Items from a dataset =>
-------------------------
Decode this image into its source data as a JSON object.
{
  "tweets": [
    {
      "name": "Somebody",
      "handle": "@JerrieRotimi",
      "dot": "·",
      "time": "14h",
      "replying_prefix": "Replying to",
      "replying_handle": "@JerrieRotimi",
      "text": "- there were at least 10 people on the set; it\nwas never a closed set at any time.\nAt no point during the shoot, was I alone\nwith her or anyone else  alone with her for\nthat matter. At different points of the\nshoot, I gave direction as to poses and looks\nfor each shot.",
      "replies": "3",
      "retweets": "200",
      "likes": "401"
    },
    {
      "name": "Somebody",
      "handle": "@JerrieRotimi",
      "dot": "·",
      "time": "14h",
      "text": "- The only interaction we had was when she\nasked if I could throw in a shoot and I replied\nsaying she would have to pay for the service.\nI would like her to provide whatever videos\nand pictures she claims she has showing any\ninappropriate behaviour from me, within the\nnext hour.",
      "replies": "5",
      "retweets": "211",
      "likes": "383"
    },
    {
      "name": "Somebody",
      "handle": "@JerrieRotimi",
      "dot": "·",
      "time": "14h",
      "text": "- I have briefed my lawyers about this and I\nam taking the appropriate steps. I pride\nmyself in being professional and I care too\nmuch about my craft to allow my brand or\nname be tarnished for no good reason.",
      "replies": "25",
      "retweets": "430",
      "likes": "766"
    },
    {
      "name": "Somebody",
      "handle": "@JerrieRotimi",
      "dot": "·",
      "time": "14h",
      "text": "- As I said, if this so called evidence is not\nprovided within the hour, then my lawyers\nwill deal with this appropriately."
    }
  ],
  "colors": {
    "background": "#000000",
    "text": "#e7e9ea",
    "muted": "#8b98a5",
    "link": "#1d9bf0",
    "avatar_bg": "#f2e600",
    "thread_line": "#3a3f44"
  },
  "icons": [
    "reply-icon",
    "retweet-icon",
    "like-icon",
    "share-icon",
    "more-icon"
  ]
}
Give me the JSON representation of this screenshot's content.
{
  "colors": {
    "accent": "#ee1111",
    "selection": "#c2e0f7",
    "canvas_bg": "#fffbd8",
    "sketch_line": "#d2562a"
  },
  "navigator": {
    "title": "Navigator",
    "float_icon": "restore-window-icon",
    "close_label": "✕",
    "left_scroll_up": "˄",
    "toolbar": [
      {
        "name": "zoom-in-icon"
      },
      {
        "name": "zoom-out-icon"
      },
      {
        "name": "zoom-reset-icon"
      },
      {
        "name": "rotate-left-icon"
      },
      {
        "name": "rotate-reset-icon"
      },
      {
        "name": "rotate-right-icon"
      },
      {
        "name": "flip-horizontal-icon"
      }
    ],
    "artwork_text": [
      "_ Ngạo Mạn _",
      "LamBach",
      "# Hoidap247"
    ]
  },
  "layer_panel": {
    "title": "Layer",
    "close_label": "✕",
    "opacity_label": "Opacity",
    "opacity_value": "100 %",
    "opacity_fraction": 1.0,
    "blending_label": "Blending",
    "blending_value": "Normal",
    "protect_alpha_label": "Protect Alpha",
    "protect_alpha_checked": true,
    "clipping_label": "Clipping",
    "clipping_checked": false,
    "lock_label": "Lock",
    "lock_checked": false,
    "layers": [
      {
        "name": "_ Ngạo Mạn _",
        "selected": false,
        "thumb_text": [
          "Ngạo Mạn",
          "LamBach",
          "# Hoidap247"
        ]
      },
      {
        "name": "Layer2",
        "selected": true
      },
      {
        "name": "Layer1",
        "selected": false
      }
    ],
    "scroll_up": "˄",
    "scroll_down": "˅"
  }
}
-------------------------
Task to carry out => Output the records exactly, including every line.

Full response =>
Decode this image into its source data as a JSON object.
{
  "tweets": [
    {
      "name": "Somebody",
      "handle": "@JerrieRotimi",
      "dot": "·",
      "time": "14h",
      "replying_prefix": "Replying to",
      "replying_handle": "@JerrieRotimi",
      "text": "- there were at least 10 people on the set; it\nwas never a closed set at any time.\nAt no point during the shoot, was I alone\nwith her or anyone else  alone with her for\nthat matter. At different points of the\nshoot, I gave direction as to poses and looks\nfor each shot.",
      "replies": "3",
      "retweets": "200",
      "likes": "401"
    },
    {
      "name": "Somebody",
      "handle": "@JerrieRotimi",
      "dot": "·",
      "time": "14h",
      "text": "- The only interaction we had was when she\nasked if I could throw in a shoot and I replied\nsaying she would have to pay for the service.\nI would like her to provide whatever videos\nand pictures she claims she has showing any\ninappropriate behaviour from me, within the\nnext hour.",
      "replies": "5",
      "retweets": "211",
      "likes": "383"
    },
    {
      "name": "Somebody",
      "handle": "@JerrieRotimi",
      "dot": "·",
      "time": "14h",
      "text": "- I have briefed my lawyers about this and I\nam taking the appropriate steps. I pride\nmyself in being professional and I care too\nmuch about my craft to allow my brand or\nname be tarnished for no good reason.",
      "replies": "25",
      "retweets": "430",
      "likes": "766"
    },
    {
      "name": "Somebody",
      "handle": "@JerrieRotimi",
      "dot": "·",
      "time": "14h",
      "text": "- As I said, if this so called evidence is not\nprovided within the hour, then my lawyers\nwill deal with this appropriately."
    }
  ],
  "colors": {
    "background": "#000000",
    "text": "#e7e9ea",
    "muted": "#8b98a5",
    "link": "#1d9bf0",
    "avatar_bg": "#f2e600",
    "thread_line": "#3a3f44"
  },
  "icons": [
    "reply-icon",
    "retweet-icon",
    "like-icon",
    "share-icon",
    "more-icon"
  ]
}
Give me the JSON representation of this screenshot's content.
{
  "colors": {
    "accent": "#ee1111",
    "selection": "#c2e0f7",
    "canvas_bg": "#fffbd8",
    "sketch_line": "#d2562a"
  },
  "navigator": {
    "title": "Navigator",
    "float_icon": "restore-window-icon",
    "close_label": "✕",
    "left_scroll_up": "˄",
    "toolbar": [
      {
        "name": "zoom-in-icon"
      },
      {
        "name": "zoom-out-icon"
      },
      {
        "name": "zoom-reset-icon"
      },
      {
        "name": "rotate-left-icon"
      },
      {
        "name": "rotate-reset-icon"
      },
      {
        "name": "rotate-right-icon"
      },
      {
        "name": "flip-horizontal-icon"
      }
    ],
    "artwork_text": [
      "_ Ngạo Mạn _",
      "LamBach",
      "# Hoidap247"
    ]
  },
  "layer_panel": {
    "title": "Layer",
    "close_label": "✕",
    "opacity_label": "Opacity",
    "opacity_value": "100 %",
    "opacity_fraction": 1.0,
    "blending_label": "Blending",
    "blending_value": "Normal",
    "protect_alpha_label": "Protect Alpha",
    "protect_alpha_checked": true,
    "clipping_label": "Clipping",
    "clipping_checked": false,
    "lock_label": "Lock",
    "lock_checked": false,
    "layers": [
      {
        "name": "_ Ngạo Mạn _",
        "selected": false,
        "thumb_text": [
          "Ngạo Mạn",
          "LamBach",
          "# Hoidap247"
        ]
      },
      {
        "name": "Layer2",
        "selected": true
      },
      {
        "name": "Layer1",
        "selected": false
      }
    ],
    "scroll_up": "˄",
    "scroll_down": "˅"
  }
}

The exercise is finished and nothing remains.